WHAT YOU NEED TO DO:
Copy every line, leaving nothing out and adding nothing.

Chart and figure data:
┄┄┄┄┄┄┄┄┄┄

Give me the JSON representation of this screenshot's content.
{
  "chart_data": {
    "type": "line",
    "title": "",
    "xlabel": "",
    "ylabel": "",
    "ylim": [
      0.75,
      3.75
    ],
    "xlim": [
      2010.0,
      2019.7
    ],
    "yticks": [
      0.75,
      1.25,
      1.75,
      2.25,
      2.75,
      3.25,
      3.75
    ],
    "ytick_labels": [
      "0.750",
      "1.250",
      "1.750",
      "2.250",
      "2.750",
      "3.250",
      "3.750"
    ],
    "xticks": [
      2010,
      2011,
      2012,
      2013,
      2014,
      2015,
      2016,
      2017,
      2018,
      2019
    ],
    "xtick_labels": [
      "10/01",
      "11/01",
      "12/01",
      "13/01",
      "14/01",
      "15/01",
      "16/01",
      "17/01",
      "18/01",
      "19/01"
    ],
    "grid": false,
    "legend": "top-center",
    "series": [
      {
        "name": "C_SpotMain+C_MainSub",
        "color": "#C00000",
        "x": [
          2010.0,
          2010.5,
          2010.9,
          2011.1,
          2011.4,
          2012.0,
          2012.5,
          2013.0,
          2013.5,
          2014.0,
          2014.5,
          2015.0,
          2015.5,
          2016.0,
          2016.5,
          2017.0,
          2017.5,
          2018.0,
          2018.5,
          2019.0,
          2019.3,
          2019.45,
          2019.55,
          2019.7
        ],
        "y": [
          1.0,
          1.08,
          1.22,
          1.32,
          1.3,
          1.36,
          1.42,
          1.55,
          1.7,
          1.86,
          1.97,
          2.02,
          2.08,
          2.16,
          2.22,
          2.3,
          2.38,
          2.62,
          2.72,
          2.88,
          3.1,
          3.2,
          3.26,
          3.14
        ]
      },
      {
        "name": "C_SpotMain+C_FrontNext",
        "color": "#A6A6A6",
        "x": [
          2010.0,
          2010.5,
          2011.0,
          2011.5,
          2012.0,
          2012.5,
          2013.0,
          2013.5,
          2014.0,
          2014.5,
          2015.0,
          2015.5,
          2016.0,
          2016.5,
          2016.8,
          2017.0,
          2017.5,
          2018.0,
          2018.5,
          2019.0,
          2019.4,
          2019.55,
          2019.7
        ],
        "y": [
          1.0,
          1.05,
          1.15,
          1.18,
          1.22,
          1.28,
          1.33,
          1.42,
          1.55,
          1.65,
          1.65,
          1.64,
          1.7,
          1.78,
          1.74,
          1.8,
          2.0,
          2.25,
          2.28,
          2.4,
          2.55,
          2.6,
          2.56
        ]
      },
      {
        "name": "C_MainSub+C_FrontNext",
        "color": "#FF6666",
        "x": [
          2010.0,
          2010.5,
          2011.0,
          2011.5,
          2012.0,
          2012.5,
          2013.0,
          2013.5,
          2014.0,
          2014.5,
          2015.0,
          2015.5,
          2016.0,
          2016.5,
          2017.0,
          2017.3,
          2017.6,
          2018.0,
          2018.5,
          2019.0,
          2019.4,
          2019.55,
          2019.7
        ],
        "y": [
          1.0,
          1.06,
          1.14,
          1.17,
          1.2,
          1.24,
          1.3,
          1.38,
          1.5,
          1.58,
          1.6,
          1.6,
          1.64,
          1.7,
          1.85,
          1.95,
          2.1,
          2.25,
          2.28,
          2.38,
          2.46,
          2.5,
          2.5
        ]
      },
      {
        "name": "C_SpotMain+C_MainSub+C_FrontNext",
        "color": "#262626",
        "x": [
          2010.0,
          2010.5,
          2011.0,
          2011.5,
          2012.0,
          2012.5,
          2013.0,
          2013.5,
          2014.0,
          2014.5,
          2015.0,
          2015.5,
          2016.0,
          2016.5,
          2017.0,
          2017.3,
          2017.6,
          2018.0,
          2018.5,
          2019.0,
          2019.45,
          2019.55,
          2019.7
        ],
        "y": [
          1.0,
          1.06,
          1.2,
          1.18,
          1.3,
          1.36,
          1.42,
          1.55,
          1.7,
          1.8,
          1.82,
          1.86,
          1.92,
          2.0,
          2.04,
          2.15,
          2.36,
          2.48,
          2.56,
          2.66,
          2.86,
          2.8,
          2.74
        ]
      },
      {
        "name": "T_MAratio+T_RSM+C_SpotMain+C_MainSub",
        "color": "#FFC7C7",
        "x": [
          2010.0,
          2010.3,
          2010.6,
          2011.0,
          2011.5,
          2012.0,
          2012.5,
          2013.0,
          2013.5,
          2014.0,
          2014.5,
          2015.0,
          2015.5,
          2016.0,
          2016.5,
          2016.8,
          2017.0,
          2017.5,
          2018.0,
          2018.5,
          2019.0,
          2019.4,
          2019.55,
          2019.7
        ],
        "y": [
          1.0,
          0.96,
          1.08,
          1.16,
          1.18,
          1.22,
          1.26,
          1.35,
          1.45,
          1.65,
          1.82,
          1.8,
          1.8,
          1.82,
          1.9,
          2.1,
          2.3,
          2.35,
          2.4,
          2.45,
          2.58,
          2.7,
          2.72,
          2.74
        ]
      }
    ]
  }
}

┄┄┄┄┄┄┄┄┄┄

RESULT OF THE EXERCISE:
Give me the JSON representation of this screenshot's content.
{
  "chart_data": {
    "type": "line",
    "title": "",
    "xlabel": "",
    "ylabel": "",
    "ylim": [
      0.75,
      3.75
    ],
    "xlim": [
      2010.0,
      2019.7
    ],
    "yticks": [
      0.75,
      1.25,
      1.75,
      2.25,
      2.75,
      3.25,
      3.75
    ],
    "ytick_labels": [
      "0.750",
      "1.250",
      "1.750",
      "2.250",
      "2.750",
      "3.250",
      "3.750"
    ],
    "xticks": [
      2010,
      2011,
      2012,
      2013,
      2014,
      2015,
      2016,
      2017,
      2018,
      2019
    ],
    "xtick_labels": [
      "10/01",
      "11/01",
      "12/01",
      "13/01",
      "14/01",
      "15/01",
      "16/01",
      "17/01",
      "18/01",
      "19/01"
    ],
    "grid": false,
    "legend": "top-center",
    "series": [
      {
        "name": "C_SpotMain+C_MainSub",
        "color": "#C00000",
        "x": [
          2010.0,
          2010.5,
          2010.9,
          2011.1,
          2011.4,
          2012.0,
          2012.5,
          2013.0,
          2013.5,
          2014.0,
          2014.5,
          2015.0,
          2015.5,
          2016.0,
          2016.5,
          2017.0,
          2017.5,
          2018.0,
          2018.5,
          2019.0,
          2019.3,
          2019.45,
          2019.55,
          2019.7
        ],
        "y": [
          1.0,
          1.08,
          1.22,
          1.32,
          1.3,
          1.36,
          1.42,
          1.55,
          1.7,
          1.86,
          1.97,
          2.02,
          2.08,
          2.16,
          2.22,
          2.3,
          2.38,
          2.62,
          2.72,
          2.88,
          3.1,
          3.2,
          3.26,
          3.14
        ]
      },
      {
        "name": "C_SpotMain+C_FrontNext",
        "color": "#A6A6A6",
        "x": [
          2010.0,
          2010.5,
          2011.0,
          2011.5,
          2012.0,
          2012.5,
          2013.0,
          2013.5,
          2014.0,
          2014.5,
          2015.0,
          2015.5,
          2016.0,
          2016.5,
          2016.8,
          2017.0,
          2017.5,
          2018.0,
          2018.5,
          2019.0,
          2019.4,
          2019.55,
          2019.7
        ],
        "y": [
          1.0,
          1.05,
          1.15,
          1.18,
          1.22,
          1.28,
          1.33,
          1.42,
          1.55,
          1.65,
          1.65,
          1.64,
          1.7,
          1.78,
          1.74,
          1.8,
          2.0,
          2.25,
          2.28,
          2.4,
          2.55,
          2.6,
          2.56
        ]
      },
      {
        "name": "C_MainSub+C_FrontNext",
        "color": "#FF6666",
        "x": [
          2010.0,
          2010.5,
          2011.0,
          2011.5,
          2012.0,
          2012.5,
          2013.0,
          2013.5,
          2014.0,
          2014.5,
          2015.0,
          2015.5,
          2016.0,
          2016.5,
          2017.0,
          2017.3,
          2017.6,
          2018.0,
          2018.5,
          2019.0,
          2019.4,
          2019.55,
          2019.7
        ],
        "y": [
          1.0,
          1.06,
          1.14,
          1.17,
          1.2,
          1.24,
          1.3,
          1.38,
          1.5,
          1.58,
          1.6,
          1.6,
          1.64,
          1.7,
          1.85,
          1.95,
          2.1,
          2.25,
          2.28,
          2.38,
          2.46,
          2.5,
          2.5
        ]
      },
      {
        "name": "C_SpotMain+C_MainSub+C_FrontNext",
        "color": "#262626",
        "x": [
          2010.0,
          2010.5,
          2011.0,
          2011.5,
          2012.0,
          2012.5,
          2013.0,
          2013.5,
          2014.0,
          2014.5,
          2015.0,
          2015.5,
          2016.0,
          2016.5,
          2017.0,
          2017.3,
          2017.6,
          2018.0,
          2018.5,
          2019.0,
          2019.45,
          2019.55,
          2019.7
        ],
        "y": [
          1.0,
          1.06,
          1.2,
          1.18,
          1.3,
          1.36,
          1.42,
          1.55,
          1.7,
          1.8,
          1.82,
          1.86,
          1.92,
          2.0,
          2.04,
          2.15,
          2.36,
          2.48,
          2.56,
          2.66,
          2.86,
          2.8,
          2.74
        ]
      },
      {
        "name": "T_MAratio+T_RSM+C_SpotMain+C_MainSub",
        "color": "#FFC7C7",
        "x": [
          2010.0,
          2010.3,
          2010.6,
          2011.0,
          2011.5,
          2012.0,
          2012.5,
          2013.0,
          2013.5,
          2014.0,
          2014.5,
          2015.0,
          2015.5,
          2016.0,
          2016.5,
          2016.8,
          2017.0,
          2017.5,
          2018.0,
          2018.5,
          2019.0,
          2019.4,
          2019.55,
          2019.7
        ],
        "y": [
          1.0,
          0.96,
          1.08,
          1.16,
          1.18,
          1.22,
          1.26,
          1.35,
          1.45,
          1.65,
          1.82,
          1.8,
          1.8,
          1.82,
          1.9,
          2.1,
          2.3,
          2.35,
          2.4,
          2.45,
          2.58,
          2.7,
          2.72,
          2.74
        ]
      }
    ]
  }
}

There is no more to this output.